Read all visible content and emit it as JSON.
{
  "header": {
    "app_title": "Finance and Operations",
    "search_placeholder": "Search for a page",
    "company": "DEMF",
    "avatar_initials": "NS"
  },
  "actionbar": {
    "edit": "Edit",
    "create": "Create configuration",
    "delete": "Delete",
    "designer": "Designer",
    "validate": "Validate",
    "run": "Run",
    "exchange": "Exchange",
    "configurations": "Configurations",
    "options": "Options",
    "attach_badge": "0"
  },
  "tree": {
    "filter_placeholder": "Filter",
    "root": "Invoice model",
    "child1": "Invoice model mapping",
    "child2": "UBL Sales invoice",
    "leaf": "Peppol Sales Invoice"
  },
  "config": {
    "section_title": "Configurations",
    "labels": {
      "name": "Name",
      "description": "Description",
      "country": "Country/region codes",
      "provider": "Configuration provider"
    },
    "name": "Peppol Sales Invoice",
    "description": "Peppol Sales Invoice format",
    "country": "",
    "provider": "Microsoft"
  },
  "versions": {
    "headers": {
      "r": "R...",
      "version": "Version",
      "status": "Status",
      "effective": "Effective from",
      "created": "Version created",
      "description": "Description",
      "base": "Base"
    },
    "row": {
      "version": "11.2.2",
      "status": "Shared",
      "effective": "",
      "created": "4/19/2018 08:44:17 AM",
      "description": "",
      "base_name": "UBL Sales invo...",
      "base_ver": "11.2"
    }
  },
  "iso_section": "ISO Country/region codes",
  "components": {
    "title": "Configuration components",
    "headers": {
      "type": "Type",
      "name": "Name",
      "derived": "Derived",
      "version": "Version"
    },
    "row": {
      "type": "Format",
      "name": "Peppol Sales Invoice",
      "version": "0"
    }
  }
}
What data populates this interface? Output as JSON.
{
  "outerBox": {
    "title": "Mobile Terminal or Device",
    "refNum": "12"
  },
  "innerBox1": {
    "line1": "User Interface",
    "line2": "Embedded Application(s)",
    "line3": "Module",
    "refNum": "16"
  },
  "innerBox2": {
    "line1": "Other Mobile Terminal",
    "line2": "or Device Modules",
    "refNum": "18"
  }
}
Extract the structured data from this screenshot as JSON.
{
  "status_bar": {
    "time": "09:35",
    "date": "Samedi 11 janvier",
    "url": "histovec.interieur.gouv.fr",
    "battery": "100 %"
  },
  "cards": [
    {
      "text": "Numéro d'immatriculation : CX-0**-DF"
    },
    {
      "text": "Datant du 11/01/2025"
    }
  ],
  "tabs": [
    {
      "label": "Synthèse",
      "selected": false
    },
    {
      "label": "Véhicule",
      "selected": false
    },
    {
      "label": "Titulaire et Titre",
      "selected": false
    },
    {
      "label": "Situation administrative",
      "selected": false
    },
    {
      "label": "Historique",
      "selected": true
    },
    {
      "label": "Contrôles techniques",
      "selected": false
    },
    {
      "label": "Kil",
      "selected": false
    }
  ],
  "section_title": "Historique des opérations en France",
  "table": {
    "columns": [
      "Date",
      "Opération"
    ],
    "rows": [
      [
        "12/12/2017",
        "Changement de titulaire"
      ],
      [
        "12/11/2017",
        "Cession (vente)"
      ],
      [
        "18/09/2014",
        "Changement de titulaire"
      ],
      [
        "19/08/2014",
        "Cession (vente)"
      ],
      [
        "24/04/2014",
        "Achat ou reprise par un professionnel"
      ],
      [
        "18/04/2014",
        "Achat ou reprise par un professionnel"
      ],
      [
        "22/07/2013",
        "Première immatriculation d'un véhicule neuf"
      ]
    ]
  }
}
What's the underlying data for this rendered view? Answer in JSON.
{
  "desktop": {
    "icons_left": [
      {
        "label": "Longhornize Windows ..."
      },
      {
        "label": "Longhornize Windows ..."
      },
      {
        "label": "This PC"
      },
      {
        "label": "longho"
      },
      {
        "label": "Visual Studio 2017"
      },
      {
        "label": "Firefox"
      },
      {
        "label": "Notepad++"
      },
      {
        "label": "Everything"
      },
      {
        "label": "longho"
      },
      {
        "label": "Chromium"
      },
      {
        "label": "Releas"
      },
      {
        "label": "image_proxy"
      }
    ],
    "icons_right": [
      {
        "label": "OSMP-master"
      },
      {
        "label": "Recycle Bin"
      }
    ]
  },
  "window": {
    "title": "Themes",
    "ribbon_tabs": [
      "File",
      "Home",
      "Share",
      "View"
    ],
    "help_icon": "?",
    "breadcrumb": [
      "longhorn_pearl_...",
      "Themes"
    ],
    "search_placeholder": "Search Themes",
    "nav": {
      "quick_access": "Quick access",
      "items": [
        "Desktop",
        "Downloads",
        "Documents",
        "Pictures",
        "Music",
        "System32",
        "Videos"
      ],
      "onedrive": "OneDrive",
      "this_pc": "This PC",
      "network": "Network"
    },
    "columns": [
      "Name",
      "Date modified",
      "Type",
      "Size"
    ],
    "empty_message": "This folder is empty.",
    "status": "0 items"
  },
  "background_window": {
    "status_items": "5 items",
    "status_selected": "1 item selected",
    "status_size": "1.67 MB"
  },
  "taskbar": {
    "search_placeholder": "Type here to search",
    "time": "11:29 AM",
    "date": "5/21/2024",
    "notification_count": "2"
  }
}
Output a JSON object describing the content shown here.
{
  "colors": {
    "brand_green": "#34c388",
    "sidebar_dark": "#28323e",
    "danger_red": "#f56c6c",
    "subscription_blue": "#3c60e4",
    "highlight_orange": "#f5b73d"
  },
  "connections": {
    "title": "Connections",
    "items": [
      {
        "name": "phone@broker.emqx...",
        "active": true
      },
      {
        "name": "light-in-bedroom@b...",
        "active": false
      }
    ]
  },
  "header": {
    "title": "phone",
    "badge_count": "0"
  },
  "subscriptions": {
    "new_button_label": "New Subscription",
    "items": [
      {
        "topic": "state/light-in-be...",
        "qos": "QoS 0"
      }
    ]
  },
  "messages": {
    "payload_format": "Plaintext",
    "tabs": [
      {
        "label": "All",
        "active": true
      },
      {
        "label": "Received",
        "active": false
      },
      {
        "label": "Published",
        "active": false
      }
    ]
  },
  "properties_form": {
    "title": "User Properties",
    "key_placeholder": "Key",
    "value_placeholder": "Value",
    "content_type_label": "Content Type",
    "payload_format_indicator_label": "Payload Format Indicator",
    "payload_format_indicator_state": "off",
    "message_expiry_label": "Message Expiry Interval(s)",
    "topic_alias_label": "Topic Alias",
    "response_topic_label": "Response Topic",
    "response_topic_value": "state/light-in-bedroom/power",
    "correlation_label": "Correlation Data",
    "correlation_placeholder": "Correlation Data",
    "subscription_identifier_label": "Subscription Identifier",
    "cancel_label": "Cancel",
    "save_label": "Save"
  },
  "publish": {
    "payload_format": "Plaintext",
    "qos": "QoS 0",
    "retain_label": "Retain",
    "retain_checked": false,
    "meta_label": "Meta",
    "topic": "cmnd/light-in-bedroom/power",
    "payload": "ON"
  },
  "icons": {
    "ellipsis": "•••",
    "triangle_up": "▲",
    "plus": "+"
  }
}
────────────────────────────────────────
**What you are asked to do:** Reproduce every entry shown above, precisely as it stands.

**Task output:**
Read all visible content and emit it as JSON.
{
  "header": {
    "app_title": "Finance and Operations",
    "search_placeholder": "Search for a page",
    "company": "DEMF",
    "avatar_initials": "NS"
  },
  "actionbar": {
    "edit": "Edit",
    "create": "Create configuration",
    "delete": "Delete",
    "designer": "Designer",
    "validate": "Validate",
    "run": "Run",
    "exchange": "Exchange",
    "configurations": "Configurations",
    "options": "Options",
    "attach_badge": "0"
  },
  "tree": {
    "filter_placeholder": "Filter",
    "root": "Invoice model",
    "child1": "Invoice model mapping",
    "child2": "UBL Sales invoice",
    "leaf": "Peppol Sales Invoice"
  },
  "config": {
    "section_title": "Configurations",
    "labels": {
      "name": "Name",
      "description": "Description",
      "country": "Country/region codes",
      "provider": "Configuration provider"
    },
    "name": "Peppol Sales Invoice",
    "description": "Peppol Sales Invoice format",
    "country": "",
    "provider": "Microsoft"
  },
  "versions": {
    "headers": {
      "r": "R...",
      "version": "Version",
      "status": "Status",
      "effective": "Effective from",
      "created": "Version created",
      "description": "Description",
      "base": "Base"
    },
    "row": {
      "version": "11.2.2",
      "status": "Shared",
      "effective": "",
      "created": "4/19/2018 08:44:17 AM",
      "description": "",
      "base_name": "UBL Sales invo...",
      "base_ver": "11.2"
    }
  },
  "iso_section": "ISO Country/region codes",
  "components": {
    "title": "Configuration components",
    "headers": {
      "type": "Type",
      "name": "Name",
      "derived": "Derived",
      "version": "Version"
    },
    "row": {
      "type": "Format",
      "name": "Peppol Sales Invoice",
      "version": "0"
    }
  }
}
What data populates this interface? Output as JSON.
{
  "outerBox": {
    "title": "Mobile Terminal or Device",
    "refNum": "12"
  },
  "innerBox1": {
    "line1": "User Interface",
    "line2": "Embedded Application(s)",
    "line3": "Module",
    "refNum": "16"
  },
  "innerBox2": {
    "line1": "Other Mobile Terminal",
    "line2": "or Device Modules",
    "refNum": "18"
  }
}
Extract the structured data from this screenshot as JSON.
{
  "status_bar": {
    "time": "09:35",
    "date": "Samedi 11 janvier",
    "url": "histovec.interieur.gouv.fr",
    "battery": "100 %"
  },
  "cards": [
    {
      "text": "Numéro d'immatriculation : CX-0**-DF"
    },
    {
      "text": "Datant du 11/01/2025"
    }
  ],
  "tabs": [
    {
      "label": "Synthèse",
      "selected": false
    },
    {
      "label": "Véhicule",
      "selected": false
    },
    {
      "label": "Titulaire et Titre",
      "selected": false
    },
    {
      "label": "Situation administrative",
      "selected": false
    },
    {
      "label": "Historique",
      "selected": true
    },
    {
      "label": "Contrôles techniques",
      "selected": false
    },
    {
      "label": "Kil",
      "selected": false
    }
  ],
  "section_title": "Historique des opérations en France",
  "table": {
    "columns": [
      "Date",
      "Opération"
    ],
    "rows": [
      [
        "12/12/2017",
        "Changement de titulaire"
      ],
      [
        "12/11/2017",
        "Cession (vente)"
      ],
      [
        "18/09/2014",
        "Changement de titulaire"
      ],
      [
        "19/08/2014",
        "Cession (vente)"
      ],
      [
        "24/04/2014",
        "Achat ou reprise par un professionnel"
      ],
      [
        "18/04/2014",
        "Achat ou reprise par un professionnel"
      ],
      [
        "22/07/2013",
        "Première immatriculation d'un véhicule neuf"
      ]
    ]
  }
}
What's the underlying data for this rendered view? Answer in JSON.
{
  "desktop": {
    "icons_left": [
      {
        "label": "Longhornize Windows ..."
      },
      {
        "label": "Longhornize Windows ..."
      },
      {
        "label": "This PC"
      },
      {
        "label": "longho"
      },
      {
        "label": "Visual Studio 2017"
      },
      {
        "label": "Firefox"
      },
      {
        "label": "Notepad++"
      },
      {
        "label": "Everything"
      },
      {
        "label": "longho"
      },
      {
        "label": "Chromium"
      },
      {
        "label": "Releas"
      },
      {
        "label": "image_proxy"
      }
    ],
    "icons_right": [
      {
        "label": "OSMP-master"
      },
      {
        "label": "Recycle Bin"
      }
    ]
  },
  "window": {
    "title": "Themes",
    "ribbon_tabs": [
      "File",
      "Home",
      "Share",
      "View"
    ],
    "help_icon": "?",
    "breadcrumb": [
      "longhorn_pearl_...",
      "Themes"
    ],
    "search_placeholder": "Search Themes",
    "nav": {
      "quick_access": "Quick access",
      "items": [
        "Desktop",
        "Downloads",
        "Documents",
        "Pictures",
        "Music",
        "System32",
        "Videos"
      ],
      "onedrive": "OneDrive",
      "this_pc": "This PC",
      "network": "Network"
    },
    "columns": [
      "Name",
      "Date modified",
      "Type",
      "Size"
    ],
    "empty_message": "This folder is empty.",
    "status": "0 items"
  },
  "background_window": {
    "status_items": "5 items",
    "status_selected": "1 item selected",
    "status_size": "1.67 MB"
  },
  "taskbar": {
    "search_placeholder": "Type here to search",
    "time": "11:29 AM",
    "date": "5/21/2024",
    "notification_count": "2"
  }
}
Output a JSON object describing the content shown here.
{
  "colors": {
    "brand_green": "#34c388",
    "sidebar_dark": "#28323e",
    "danger_red": "#f56c6c",
    "subscription_blue": "#3c60e4",
    "highlight_orange": "#f5b73d"
  },
  "connections": {
    "title": "Connections",
    "items": [
      {
        "name": "phone@broker.emqx...",
        "active": true
      },
      {
        "name": "light-in-bedroom@b...",
        "active": false
      }
    ]
  },
  "header": {
    "title": "phone",
    "badge_count": "0"
  },
  "subscriptions": {
    "new_button_label": "New Subscription",
    "items": [
      {
        "topic": "state/light-in-be...",
        "qos": "QoS 0"
      }
    ]
  },
  "messages": {
    "payload_format": "Plaintext",
    "tabs": [
      {
        "label": "All",
        "active": true
      },
      {
        "label": "Received",
        "active": false
      },
      {
        "label": "Published",
        "active": false
      }
    ]
  },
  "properties_form": {
    "title": "User Properties",
    "key_placeholder": "Key",
    "value_placeholder": "Value",
    "content_type_label": "Content Type",
    "payload_format_indicator_label": "Payload Format Indicator",
    "payload_format_indicator_state": "off",
    "message_expiry_label": "Message Expiry Interval(s)",
    "topic_alias_label": "Topic Alias",
    "response_topic_label": "Response Topic",
    "response_topic_value": "state/light-in-bedroom/power",
    "correlation_label": "Correlation Data",
    "correlation_placeholder": "Correlation Data",
    "subscription_identifier_label": "Subscription Identifier",
    "cancel_label": "Cancel",
    "save_label": "Save"
  },
  "publish": {
    "payload_format": "Plaintext",
    "qos": "QoS 0",
    "retain_label": "Retain",
    "retain_checked": false,
    "meta_label": "Meta",
    "topic": "cmnd/light-in-bedroom/power",
    "payload": "ON"
  },
  "icons": {
    "ellipsis": "•••",
    "triangle_up": "▲",
    "plus": "+"
  }
}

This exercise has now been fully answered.